* Stored data entries
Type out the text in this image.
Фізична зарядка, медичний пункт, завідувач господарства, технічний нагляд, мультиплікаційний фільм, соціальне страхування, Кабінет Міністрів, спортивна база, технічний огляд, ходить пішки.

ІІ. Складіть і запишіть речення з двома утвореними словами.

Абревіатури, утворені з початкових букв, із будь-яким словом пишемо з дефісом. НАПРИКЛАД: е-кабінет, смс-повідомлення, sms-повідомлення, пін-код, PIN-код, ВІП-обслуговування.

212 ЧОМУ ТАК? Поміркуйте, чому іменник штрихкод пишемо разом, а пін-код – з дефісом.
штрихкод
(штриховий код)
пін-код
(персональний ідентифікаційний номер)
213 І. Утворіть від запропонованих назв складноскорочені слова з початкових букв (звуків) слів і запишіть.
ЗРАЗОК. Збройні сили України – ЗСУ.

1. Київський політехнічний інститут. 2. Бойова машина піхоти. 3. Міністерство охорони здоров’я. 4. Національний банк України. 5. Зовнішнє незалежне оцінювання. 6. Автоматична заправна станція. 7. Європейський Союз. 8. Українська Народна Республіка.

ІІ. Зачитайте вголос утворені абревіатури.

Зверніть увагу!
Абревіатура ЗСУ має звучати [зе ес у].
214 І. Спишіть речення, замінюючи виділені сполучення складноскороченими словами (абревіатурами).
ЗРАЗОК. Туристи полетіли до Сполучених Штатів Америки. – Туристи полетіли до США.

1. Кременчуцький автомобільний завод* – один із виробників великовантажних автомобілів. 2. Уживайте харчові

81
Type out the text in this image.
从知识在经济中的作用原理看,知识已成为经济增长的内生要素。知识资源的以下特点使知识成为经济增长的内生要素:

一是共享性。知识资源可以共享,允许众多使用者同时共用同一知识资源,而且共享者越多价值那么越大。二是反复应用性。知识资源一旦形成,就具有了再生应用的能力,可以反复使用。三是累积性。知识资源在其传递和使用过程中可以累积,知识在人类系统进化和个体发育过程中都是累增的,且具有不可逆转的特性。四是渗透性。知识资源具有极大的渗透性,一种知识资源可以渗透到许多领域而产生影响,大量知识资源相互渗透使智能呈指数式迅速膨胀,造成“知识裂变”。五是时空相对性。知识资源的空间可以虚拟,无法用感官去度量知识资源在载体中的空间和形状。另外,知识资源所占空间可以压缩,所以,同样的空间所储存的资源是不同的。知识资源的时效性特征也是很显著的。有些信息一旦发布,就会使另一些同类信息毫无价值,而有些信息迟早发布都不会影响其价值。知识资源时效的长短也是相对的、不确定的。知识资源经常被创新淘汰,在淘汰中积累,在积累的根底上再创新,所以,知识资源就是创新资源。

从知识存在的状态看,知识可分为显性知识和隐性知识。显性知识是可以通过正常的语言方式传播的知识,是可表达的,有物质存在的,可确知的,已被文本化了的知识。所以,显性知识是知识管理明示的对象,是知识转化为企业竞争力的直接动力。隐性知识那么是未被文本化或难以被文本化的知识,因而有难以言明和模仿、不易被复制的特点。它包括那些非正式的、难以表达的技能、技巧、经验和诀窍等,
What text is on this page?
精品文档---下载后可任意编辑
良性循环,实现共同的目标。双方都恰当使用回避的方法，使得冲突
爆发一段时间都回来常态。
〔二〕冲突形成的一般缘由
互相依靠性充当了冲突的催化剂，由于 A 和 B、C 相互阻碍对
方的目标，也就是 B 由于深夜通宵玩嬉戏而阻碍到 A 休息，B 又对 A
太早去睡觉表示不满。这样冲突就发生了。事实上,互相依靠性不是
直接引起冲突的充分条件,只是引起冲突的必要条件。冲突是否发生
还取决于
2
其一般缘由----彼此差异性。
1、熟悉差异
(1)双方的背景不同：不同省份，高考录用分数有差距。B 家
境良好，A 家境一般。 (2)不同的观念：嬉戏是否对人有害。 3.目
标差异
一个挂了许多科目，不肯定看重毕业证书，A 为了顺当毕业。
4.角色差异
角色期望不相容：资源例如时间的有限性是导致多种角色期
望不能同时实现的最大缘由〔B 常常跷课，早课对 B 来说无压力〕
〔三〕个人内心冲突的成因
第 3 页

* SHORT TASK
Write the data out again in full and exactly.

* IN RESPONSE
Type out the text in this image.
Фізична зарядка, медичний пункт, завідувач господарства, технічний нагляд, мультиплікаційний фільм, соціальне страхування, Кабінет Міністрів, спортивна база, технічний огляд, ходить пішки.

ІІ. Складіть і запишіть речення з двома утвореними словами.

Абревіатури, утворені з початкових букв, із будь-яким словом пишемо з дефісом. НАПРИКЛАД: е-кабінет, смс-повідомлення, sms-повідомлення, пін-код, PIN-код, ВІП-обслуговування.

212 ЧОМУ ТАК? Поміркуйте, чому іменник штрихкод пишемо разом, а пін-код – з дефісом.
штрихкод
(штриховий код)
пін-код
(персональний ідентифікаційний номер)
213 І. Утворіть від запропонованих назв складноскорочені слова з початкових букв (звуків) слів і запишіть.
ЗРАЗОК. Збройні сили України – ЗСУ.

1. Київський політехнічний інститут. 2. Бойова машина піхоти. 3. Міністерство охорони здоров’я. 4. Національний банк України. 5. Зовнішнє незалежне оцінювання. 6. Автоматична заправна станція. 7. Європейський Союз. 8. Українська Народна Республіка.

ІІ. Зачитайте вголос утворені абревіатури.

Зверніть увагу!
Абревіатура ЗСУ має звучати [зе ес у].
214 І. Спишіть речення, замінюючи виділені сполучення складноскороченими словами (абревіатурами).
ЗРАЗОК. Туристи полетіли до Сполучених Штатів Америки. – Туристи полетіли до США.

1. Кременчуцький автомобільний завод* – один із виробників великовантажних автомобілів. 2. Уживайте харчові

81
Type out the text in this image.
从知识在经济中的作用原理看,知识已成为经济增长的内生要素。知识资源的以下特点使知识成为经济增长的内生要素:

一是共享性。知识资源可以共享,允许众多使用者同时共用同一知识资源,而且共享者越多价值那么越大。二是反复应用性。知识资源一旦形成,就具有了再生应用的能力,可以反复使用。三是累积性。知识资源在其传递和使用过程中可以累积,知识在人类系统进化和个体发育过程中都是累增的,且具有不可逆转的特性。四是渗透性。知识资源具有极大的渗透性,一种知识资源可以渗透到许多领域而产生影响,大量知识资源相互渗透使智能呈指数式迅速膨胀,造成“知识裂变”。五是时空相对性。知识资源的空间可以虚拟,无法用感官去度量知识资源在载体中的空间和形状。另外,知识资源所占空间可以压缩,所以,同样的空间所储存的资源是不同的。知识资源的时效性特征也是很显著的。有些信息一旦发布,就会使另一些同类信息毫无价值,而有些信息迟早发布都不会影响其价值。知识资源时效的长短也是相对的、不确定的。知识资源经常被创新淘汰,在淘汰中积累,在积累的根底上再创新,所以,知识资源就是创新资源。

从知识存在的状态看,知识可分为显性知识和隐性知识。显性知识是可以通过正常的语言方式传播的知识,是可表达的,有物质存在的,可确知的,已被文本化了的知识。所以,显性知识是知识管理明示的对象,是知识转化为企业竞争力的直接动力。隐性知识那么是未被文本化或难以被文本化的知识,因而有难以言明和模仿、不易被复制的特点。它包括那些非正式的、难以表达的技能、技巧、经验和诀窍等,
What text is on this page?
精品文档---下载后可任意编辑
良性循环,实现共同的目标。双方都恰当使用回避的方法，使得冲突
爆发一段时间都回来常态。
〔二〕冲突形成的一般缘由
互相依靠性充当了冲突的催化剂，由于 A 和 B、C 相互阻碍对
方的目标，也就是 B 由于深夜通宵玩嬉戏而阻碍到 A 休息，B 又对 A
太早去睡觉表示不满。这样冲突就发生了。事实上,互相依靠性不是
直接引起冲突的充分条件,只是引起冲突的必要条件。冲突是否发生
还取决于
2
其一般缘由----彼此差异性。
1、熟悉差异
(1)双方的背景不同：不同省份，高考录用分数有差距。B 家
境良好，A 家境一般。 (2)不同的观念：嬉戏是否对人有害。 3.目
标差异
一个挂了许多科目，不肯定看重毕业证书，A 为了顺当毕业。
4.角色差异
角色期望不相容：资源例如时间的有限性是导致多种角色期
望不能同时实现的最大缘由〔B 常常跷课，早课对 B 来说无压力〕
〔三〕个人内心冲突的成因
第 3 页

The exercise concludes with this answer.